> Aim
Write out all of the entries exactly, please.

Data items
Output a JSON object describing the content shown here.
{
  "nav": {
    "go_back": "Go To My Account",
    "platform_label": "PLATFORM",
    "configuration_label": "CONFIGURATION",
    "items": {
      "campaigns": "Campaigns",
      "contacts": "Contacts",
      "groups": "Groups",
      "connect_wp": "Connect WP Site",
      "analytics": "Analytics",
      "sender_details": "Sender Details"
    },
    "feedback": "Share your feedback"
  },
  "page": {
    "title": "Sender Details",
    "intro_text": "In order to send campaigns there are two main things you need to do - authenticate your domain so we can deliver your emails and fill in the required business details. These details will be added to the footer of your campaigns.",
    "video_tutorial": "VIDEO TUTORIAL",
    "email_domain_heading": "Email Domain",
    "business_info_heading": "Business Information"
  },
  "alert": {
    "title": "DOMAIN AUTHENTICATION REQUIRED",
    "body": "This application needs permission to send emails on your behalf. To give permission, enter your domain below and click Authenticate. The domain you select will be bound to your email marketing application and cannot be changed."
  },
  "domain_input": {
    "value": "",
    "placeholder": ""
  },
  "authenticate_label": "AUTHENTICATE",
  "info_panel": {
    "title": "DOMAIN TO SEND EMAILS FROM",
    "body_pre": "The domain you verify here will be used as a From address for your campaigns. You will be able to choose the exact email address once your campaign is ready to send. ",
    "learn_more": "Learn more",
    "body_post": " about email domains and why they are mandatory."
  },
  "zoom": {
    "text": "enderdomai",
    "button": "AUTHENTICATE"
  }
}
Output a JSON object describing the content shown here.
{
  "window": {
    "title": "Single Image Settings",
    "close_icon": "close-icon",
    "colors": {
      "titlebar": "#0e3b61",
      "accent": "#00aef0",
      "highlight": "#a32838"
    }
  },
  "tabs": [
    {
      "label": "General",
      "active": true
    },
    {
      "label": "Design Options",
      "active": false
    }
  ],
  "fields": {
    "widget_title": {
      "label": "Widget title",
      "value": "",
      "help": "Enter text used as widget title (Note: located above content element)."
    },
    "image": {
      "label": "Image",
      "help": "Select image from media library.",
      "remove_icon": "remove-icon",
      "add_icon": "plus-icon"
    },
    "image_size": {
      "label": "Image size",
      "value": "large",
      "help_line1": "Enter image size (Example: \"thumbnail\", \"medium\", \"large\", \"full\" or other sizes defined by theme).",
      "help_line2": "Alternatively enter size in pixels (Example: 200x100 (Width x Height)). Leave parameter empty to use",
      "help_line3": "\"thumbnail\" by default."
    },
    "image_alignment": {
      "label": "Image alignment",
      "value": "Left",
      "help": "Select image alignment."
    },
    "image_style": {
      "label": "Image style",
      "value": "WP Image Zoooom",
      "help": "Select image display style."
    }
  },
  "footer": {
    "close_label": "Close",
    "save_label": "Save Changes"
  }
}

> Reply
Output a JSON object describing the content shown here.
{
  "nav": {
    "go_back": "Go To My Account",
    "platform_label": "PLATFORM",
    "configuration_label": "CONFIGURATION",
    "items": {
      "campaigns": "Campaigns",
      "contacts": "Contacts",
      "groups": "Groups",
      "connect_wp": "Connect WP Site",
      "analytics": "Analytics",
      "sender_details": "Sender Details"
    },
    "feedback": "Share your feedback"
  },
  "page": {
    "title": "Sender Details",
    "intro_text": "In order to send campaigns there are two main things you need to do - authenticate your domain so we can deliver your emails and fill in the required business details. These details will be added to the footer of your campaigns.",
    "video_tutorial": "VIDEO TUTORIAL",
    "email_domain_heading": "Email Domain",
    "business_info_heading": "Business Information"
  },
  "alert": {
    "title": "DOMAIN AUTHENTICATION REQUIRED",
    "body": "This application needs permission to send emails on your behalf. To give permission, enter your domain below and click Authenticate. The domain you select will be bound to your email marketing application and cannot be changed."
  },
  "domain_input": {
    "value": "",
    "placeholder": ""
  },
  "authenticate_label": "AUTHENTICATE",
  "info_panel": {
    "title": "DOMAIN TO SEND EMAILS FROM",
    "body_pre": "The domain you verify here will be used as a From address for your campaigns. You will be able to choose the exact email address once your campaign is ready to send. ",
    "learn_more": "Learn more",
    "body_post": " about email domains and why they are mandatory."
  },
  "zoom": {
    "text": "enderdomai",
    "button": "AUTHENTICATE"
  }
}
Output a JSON object describing the content shown here.
{
  "window": {
    "title": "Single Image Settings",
    "close_icon": "close-icon",
    "colors": {
      "titlebar": "#0e3b61",
      "accent": "#00aef0",
      "highlight": "#a32838"
    }
  },
  "tabs": [
    {
      "label": "General",
      "active": true
    },
    {
      "label": "Design Options",
      "active": false
    }
  ],
  "fields": {
    "widget_title": {
      "label": "Widget title",
      "value": "",
      "help": "Enter text used as widget title (Note: located above content element)."
    },
    "image": {
      "label": "Image",
      "help": "Select image from media library.",
      "remove_icon": "remove-icon",
      "add_icon": "plus-icon"
    },
    "image_size": {
      "label": "Image size",
      "value": "large",
      "help_line1": "Enter image size (Example: \"thumbnail\", \"medium\", \"large\", \"full\" or other sizes defined by theme).",
      "help_line2": "Alternatively enter size in pixels (Example: 200x100 (Width x Height)). Leave parameter empty to use",
      "help_line3": "\"thumbnail\" by default."
    },
    "image_alignment": {
      "label": "Image alignment",
      "value": "Left",
      "help": "Select image alignment."
    },
    "image_style": {
      "label": "Image style",
      "value": "WP Image Zoooom",
      "help": "Select image display style."
    }
  },
  "footer": {
    "close_label": "Close",
    "save_label": "Save Changes"
  }
}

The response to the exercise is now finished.